[Given request]
Track down the lines that contain "todos" and copy them.

———

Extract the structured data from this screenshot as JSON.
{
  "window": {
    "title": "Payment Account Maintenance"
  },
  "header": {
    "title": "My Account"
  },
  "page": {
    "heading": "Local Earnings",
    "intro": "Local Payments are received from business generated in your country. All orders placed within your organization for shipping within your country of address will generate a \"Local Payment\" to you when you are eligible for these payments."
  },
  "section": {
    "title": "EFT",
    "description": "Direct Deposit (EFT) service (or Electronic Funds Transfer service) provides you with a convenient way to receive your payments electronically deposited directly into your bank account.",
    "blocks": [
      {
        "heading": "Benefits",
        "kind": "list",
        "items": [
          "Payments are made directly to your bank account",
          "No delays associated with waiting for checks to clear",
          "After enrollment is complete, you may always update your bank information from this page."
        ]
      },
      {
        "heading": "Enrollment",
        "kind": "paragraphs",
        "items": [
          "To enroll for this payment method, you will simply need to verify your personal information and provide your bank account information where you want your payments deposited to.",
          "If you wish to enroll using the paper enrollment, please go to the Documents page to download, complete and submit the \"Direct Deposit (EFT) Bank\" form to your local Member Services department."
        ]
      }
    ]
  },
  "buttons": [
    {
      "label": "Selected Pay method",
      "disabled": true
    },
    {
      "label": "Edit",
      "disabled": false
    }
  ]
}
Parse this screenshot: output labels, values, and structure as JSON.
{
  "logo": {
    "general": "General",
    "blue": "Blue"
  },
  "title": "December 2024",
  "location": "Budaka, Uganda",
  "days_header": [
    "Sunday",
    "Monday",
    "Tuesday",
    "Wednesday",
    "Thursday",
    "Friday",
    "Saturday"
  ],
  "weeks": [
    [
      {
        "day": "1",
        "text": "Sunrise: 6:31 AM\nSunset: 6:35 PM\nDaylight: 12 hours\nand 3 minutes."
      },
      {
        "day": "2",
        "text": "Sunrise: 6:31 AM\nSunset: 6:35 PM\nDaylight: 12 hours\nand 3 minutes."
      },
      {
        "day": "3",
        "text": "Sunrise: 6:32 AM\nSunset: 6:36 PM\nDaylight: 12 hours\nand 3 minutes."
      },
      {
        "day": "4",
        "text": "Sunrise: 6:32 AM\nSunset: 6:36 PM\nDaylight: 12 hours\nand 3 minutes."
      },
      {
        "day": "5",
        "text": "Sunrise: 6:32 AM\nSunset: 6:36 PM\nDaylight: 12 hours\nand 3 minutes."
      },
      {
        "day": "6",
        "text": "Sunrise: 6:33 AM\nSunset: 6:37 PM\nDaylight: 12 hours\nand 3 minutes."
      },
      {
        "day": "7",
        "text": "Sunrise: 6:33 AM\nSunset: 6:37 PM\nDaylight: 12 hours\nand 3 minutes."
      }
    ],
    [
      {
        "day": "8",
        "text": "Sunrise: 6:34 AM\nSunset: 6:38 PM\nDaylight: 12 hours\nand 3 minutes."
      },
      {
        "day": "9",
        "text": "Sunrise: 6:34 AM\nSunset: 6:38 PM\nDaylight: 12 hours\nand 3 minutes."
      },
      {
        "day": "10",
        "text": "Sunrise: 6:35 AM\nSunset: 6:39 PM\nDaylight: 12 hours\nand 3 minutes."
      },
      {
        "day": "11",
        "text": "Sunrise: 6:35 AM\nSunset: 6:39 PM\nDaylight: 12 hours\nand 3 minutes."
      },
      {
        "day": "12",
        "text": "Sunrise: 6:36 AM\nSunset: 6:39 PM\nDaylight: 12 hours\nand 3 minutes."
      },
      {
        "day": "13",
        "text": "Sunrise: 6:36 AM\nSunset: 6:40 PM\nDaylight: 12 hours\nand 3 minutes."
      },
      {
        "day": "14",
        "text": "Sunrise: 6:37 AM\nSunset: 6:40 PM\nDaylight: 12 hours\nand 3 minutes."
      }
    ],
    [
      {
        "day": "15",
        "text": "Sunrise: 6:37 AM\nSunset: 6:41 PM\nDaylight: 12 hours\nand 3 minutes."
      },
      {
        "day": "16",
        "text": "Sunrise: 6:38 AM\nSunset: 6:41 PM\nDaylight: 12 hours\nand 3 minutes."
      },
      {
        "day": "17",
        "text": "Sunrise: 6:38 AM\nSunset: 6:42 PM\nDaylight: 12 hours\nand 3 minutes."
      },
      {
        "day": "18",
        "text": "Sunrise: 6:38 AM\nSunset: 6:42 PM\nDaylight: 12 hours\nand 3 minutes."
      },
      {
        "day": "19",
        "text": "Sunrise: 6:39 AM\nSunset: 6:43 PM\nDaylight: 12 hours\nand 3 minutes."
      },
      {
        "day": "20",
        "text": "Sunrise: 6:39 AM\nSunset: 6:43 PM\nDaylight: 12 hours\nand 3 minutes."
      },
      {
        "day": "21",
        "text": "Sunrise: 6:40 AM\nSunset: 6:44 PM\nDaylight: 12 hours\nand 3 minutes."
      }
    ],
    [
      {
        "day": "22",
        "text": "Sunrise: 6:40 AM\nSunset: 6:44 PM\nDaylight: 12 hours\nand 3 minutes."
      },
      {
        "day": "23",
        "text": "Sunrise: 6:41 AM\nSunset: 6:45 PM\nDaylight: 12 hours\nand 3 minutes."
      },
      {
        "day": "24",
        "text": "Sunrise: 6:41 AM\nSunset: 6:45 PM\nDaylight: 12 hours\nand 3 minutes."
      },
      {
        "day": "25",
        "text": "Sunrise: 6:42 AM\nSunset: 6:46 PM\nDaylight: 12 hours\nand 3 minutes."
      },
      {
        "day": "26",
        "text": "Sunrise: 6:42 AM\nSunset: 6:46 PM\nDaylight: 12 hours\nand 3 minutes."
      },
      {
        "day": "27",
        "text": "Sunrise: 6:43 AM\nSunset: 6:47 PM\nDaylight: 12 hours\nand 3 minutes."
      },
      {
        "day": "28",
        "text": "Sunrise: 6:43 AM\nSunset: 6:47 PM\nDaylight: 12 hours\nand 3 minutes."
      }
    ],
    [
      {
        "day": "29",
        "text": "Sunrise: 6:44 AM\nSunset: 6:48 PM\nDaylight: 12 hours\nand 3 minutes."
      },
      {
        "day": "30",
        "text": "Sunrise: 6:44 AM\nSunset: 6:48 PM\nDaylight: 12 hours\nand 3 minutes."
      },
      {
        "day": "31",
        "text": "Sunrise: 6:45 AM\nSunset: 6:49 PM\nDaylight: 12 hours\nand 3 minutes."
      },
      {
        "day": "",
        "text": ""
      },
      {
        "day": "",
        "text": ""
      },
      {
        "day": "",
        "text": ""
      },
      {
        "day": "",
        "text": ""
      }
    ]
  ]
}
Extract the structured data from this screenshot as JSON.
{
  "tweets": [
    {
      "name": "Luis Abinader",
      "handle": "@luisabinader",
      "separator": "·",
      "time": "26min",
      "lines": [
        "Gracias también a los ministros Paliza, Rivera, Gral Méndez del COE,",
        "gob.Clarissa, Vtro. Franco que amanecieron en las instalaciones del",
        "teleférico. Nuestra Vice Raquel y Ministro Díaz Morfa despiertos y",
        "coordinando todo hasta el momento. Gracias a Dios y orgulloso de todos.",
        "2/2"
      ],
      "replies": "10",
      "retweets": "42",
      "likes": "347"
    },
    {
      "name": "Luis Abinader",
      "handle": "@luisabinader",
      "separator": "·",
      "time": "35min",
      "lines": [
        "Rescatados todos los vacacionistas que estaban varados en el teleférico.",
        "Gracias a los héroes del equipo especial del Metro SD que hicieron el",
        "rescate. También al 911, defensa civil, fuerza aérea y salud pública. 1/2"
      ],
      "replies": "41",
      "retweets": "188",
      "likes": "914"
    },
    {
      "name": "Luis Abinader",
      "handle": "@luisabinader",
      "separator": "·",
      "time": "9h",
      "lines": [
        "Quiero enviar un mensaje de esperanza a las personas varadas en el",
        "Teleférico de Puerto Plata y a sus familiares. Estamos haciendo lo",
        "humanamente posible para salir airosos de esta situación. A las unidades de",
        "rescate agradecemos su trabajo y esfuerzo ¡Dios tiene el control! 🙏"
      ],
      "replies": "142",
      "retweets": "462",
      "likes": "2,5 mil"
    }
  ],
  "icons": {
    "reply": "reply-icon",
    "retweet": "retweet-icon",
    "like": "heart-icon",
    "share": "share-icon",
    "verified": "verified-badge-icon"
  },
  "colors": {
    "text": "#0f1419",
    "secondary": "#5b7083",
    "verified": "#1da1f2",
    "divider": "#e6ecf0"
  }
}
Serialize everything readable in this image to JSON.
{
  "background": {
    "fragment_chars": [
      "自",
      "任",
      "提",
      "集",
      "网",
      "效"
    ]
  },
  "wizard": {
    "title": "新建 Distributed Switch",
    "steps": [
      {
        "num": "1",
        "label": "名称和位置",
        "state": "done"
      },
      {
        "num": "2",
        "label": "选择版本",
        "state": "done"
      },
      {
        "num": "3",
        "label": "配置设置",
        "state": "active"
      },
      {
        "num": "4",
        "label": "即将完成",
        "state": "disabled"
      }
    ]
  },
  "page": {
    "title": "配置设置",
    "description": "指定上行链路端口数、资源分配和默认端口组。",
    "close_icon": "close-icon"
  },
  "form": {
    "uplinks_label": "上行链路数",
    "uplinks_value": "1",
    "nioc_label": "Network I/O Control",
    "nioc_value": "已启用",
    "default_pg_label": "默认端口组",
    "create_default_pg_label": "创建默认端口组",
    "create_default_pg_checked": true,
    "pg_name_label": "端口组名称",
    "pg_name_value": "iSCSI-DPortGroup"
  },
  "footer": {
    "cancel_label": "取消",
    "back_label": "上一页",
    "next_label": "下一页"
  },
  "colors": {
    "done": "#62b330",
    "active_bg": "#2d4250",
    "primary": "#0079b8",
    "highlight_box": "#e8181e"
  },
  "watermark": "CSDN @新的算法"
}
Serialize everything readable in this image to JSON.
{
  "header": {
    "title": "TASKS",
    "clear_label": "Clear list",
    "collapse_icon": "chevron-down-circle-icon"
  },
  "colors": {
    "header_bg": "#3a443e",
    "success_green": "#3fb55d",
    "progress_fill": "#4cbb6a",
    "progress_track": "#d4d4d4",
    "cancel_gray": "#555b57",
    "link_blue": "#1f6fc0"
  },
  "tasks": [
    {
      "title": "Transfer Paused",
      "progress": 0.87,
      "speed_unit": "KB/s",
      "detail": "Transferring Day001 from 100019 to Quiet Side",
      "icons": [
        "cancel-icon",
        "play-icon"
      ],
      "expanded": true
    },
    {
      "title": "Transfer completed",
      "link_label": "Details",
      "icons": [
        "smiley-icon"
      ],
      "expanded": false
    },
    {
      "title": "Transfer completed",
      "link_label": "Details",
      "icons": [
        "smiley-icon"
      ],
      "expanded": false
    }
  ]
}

———

[Output for this exercise]
        "coordinando todo hasta el momento. Gracias a Dios y orgulloso de todos.",
        "Rescatados todos los vacacionistas que estaban varados en el teleférico.",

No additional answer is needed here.